TASK PROMPT
Each record below is to be copied word for word, with pictures removed.

PROVIDED INFORMATION
** Begin **

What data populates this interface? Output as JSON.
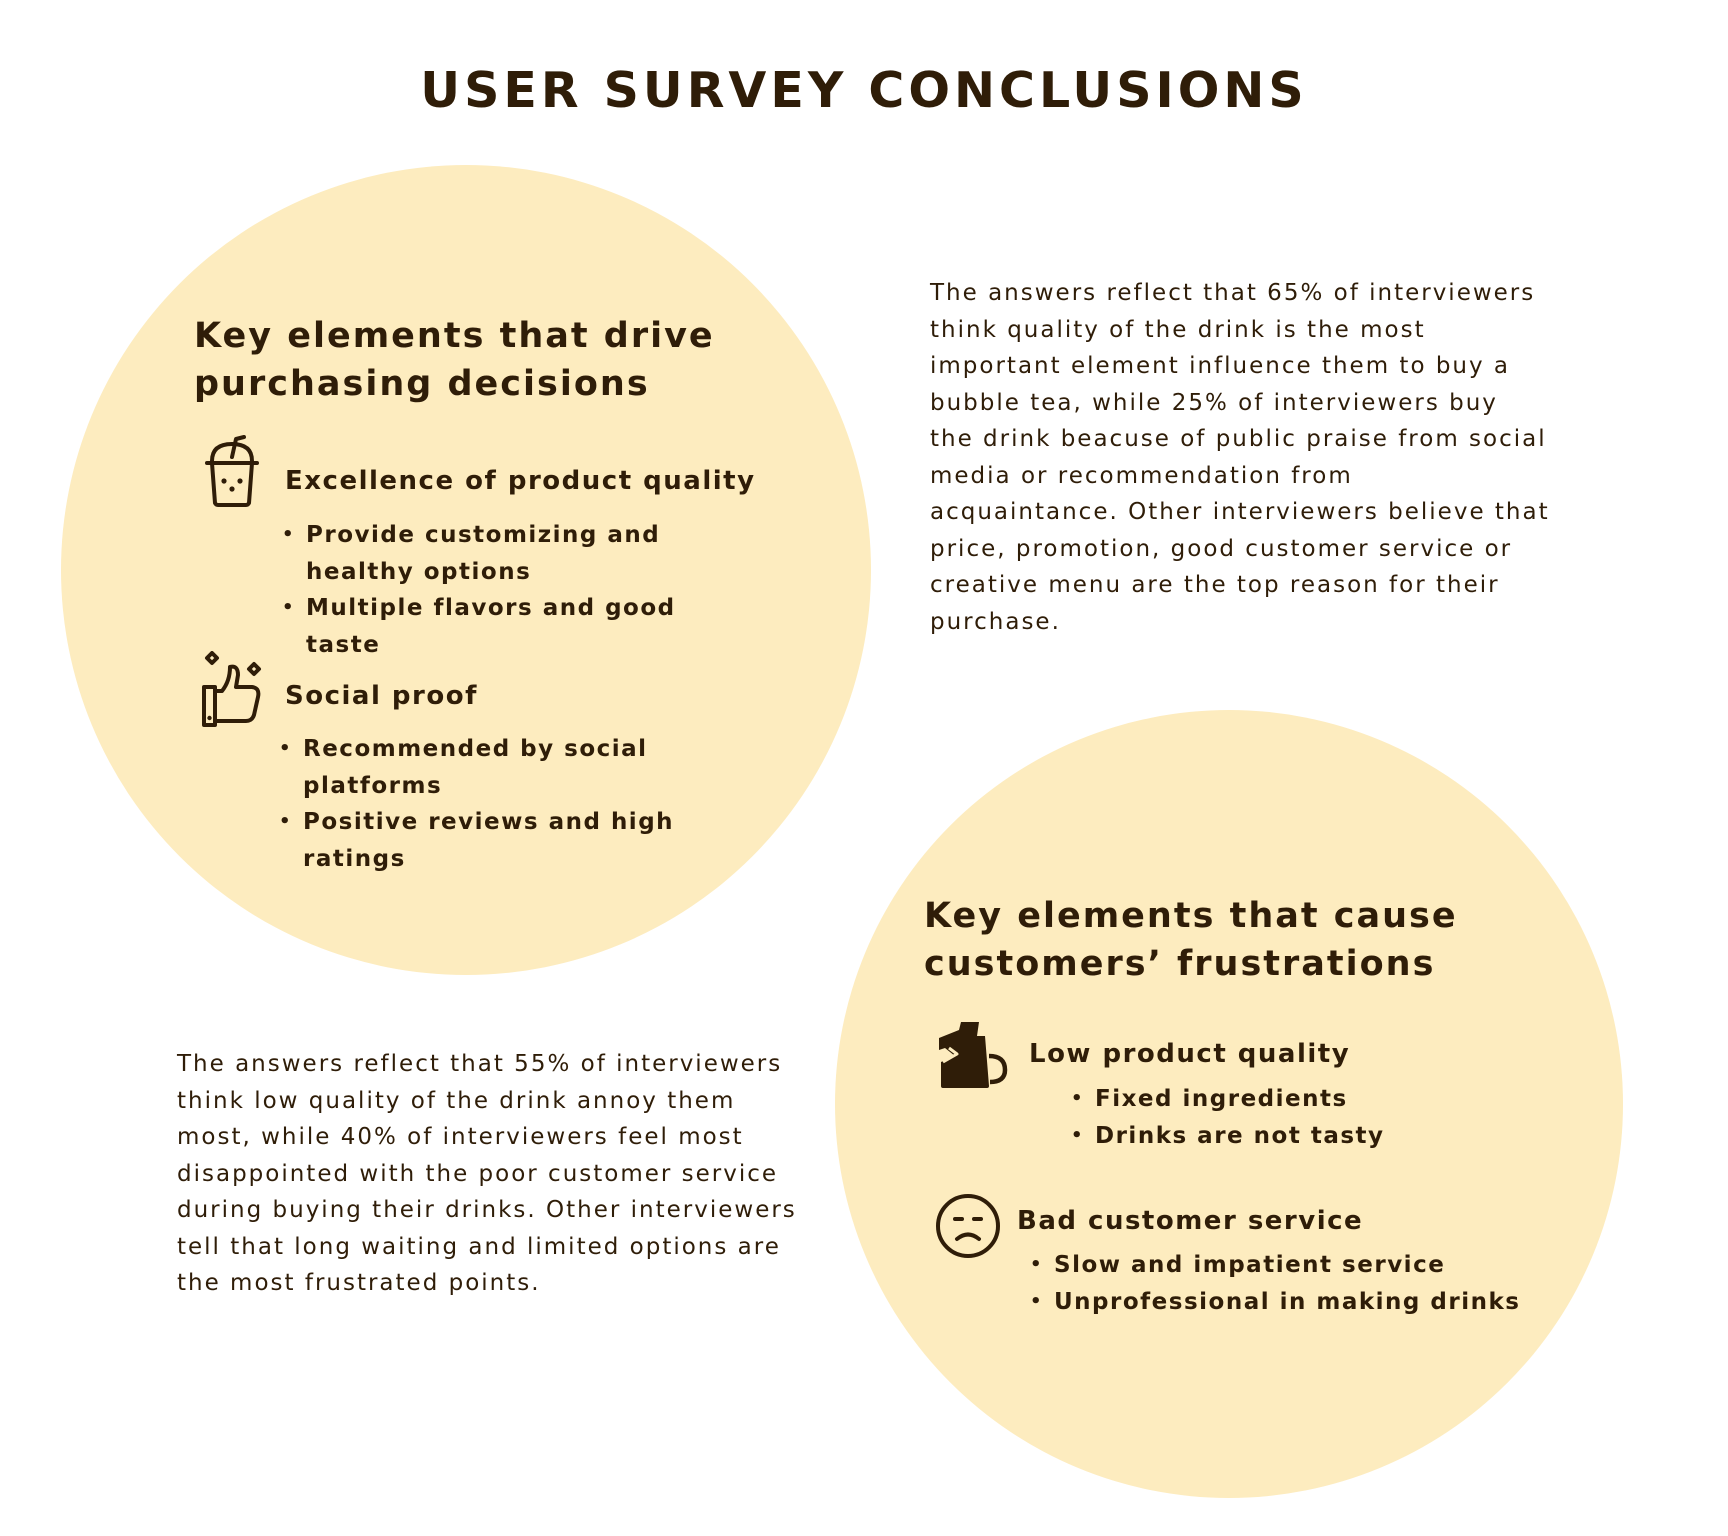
{
  "title": "USER SURVEY CONCLUSIONS",
  "colors": {
    "text": "#2f1d08",
    "circle": "#fdecbf",
    "background": "#ffffff"
  },
  "drivers": {
    "heading_line1": "Key elements that drive",
    "heading_line2": "purchasing decisions",
    "items": [
      {
        "icon": "bubble-tea-cup-icon",
        "title": "Excellence of product quality",
        "bullets": [
          "Provide customizing and healthy options",
          "Multiple flavors and good taste"
        ]
      },
      {
        "icon": "thumbs-up-sparkle-icon",
        "title": "Social proof",
        "bullets": [
          "Recommended by social platforms",
          "Positive reviews and high ratings"
        ]
      }
    ],
    "summary": "The answers reflect that 65% of interviewers think quality of the drink is the most important element influence them to buy a bubble tea, while 25% of interviewers buy the drink beacuse of public praise from social media or recommendation from acquaintance. Other interviewers believe that price, promotion, good customer service or creative menu are the top reason for their purchase."
  },
  "frustrations": {
    "heading_line1": "Key elements that cause",
    "heading_line2": "customers’ frustrations",
    "items": [
      {
        "icon": "broken-mug-icon",
        "title": "Low product quality",
        "bullets": [
          "Fixed ingredients",
          "Drinks are not tasty"
        ]
      },
      {
        "icon": "sad-face-icon",
        "title": "Bad customer service",
        "bullets": [
          "Slow and impatient service",
          "Unprofessional in making drinks"
        ]
      }
    ],
    "summary": "The answers reflect that 55% of interviewers think low quality of the drink annoy them most, while 40% of interviewers feel most disappointed with the poor customer service during buying their drinks. Other interviewers tell that long waiting and limited options are the most frustrated points."
  }
}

** End **

WORKED SOLUTION
What data populates this interface? Output as JSON.
{
  "title": "USER SURVEY CONCLUSIONS",
  "colors": {
    "text": "#2f1d08",
    "circle": "#fdecbf",
    "background": "#ffffff"
  },
  "drivers": {
    "heading_line1": "Key elements that drive",
    "heading_line2": "purchasing decisions",
    "items": [
      {
        "icon": "bubble-tea-cup-icon",
        "title": "Excellence of product quality",
        "bullets": [
          "Provide customizing and healthy options",
          "Multiple flavors and good taste"
        ]
      },
      {
        "icon": "thumbs-up-sparkle-icon",
        "title": "Social proof",
        "bullets": [
          "Recommended by social platforms",
          "Positive reviews and high ratings"
        ]
      }
    ],
    "summary": "The answers reflect that 65% of interviewers think quality of the drink is the most important element influence them to buy a bubble tea, while 25% of interviewers buy the drink beacuse of public praise from social media or recommendation from acquaintance. Other interviewers believe that price, promotion, good customer service or creative menu are the top reason for their purchase."
  },
  "frustrations": {
    "heading_line1": "Key elements that cause",
    "heading_line2": "customers’ frustrations",
    "items": [
      {
        "icon": "broken-mug-icon",
        "title": "Low product quality",
        "bullets": [
          "Fixed ingredients",
          "Drinks are not tasty"
        ]
      },
      {
        "icon": "sad-face-icon",
        "title": "Bad customer service",
        "bullets": [
          "Slow and impatient service",
          "Unprofessional in making drinks"
        ]
      }
    ],
    "summary": "The answers reflect that 55% of interviewers think low quality of the drink annoy them most, while 40% of interviewers feel most disappointed with the poor customer service during buying their drinks. Other interviewers tell that long waiting and limited options are the most frustrated points."
  }
}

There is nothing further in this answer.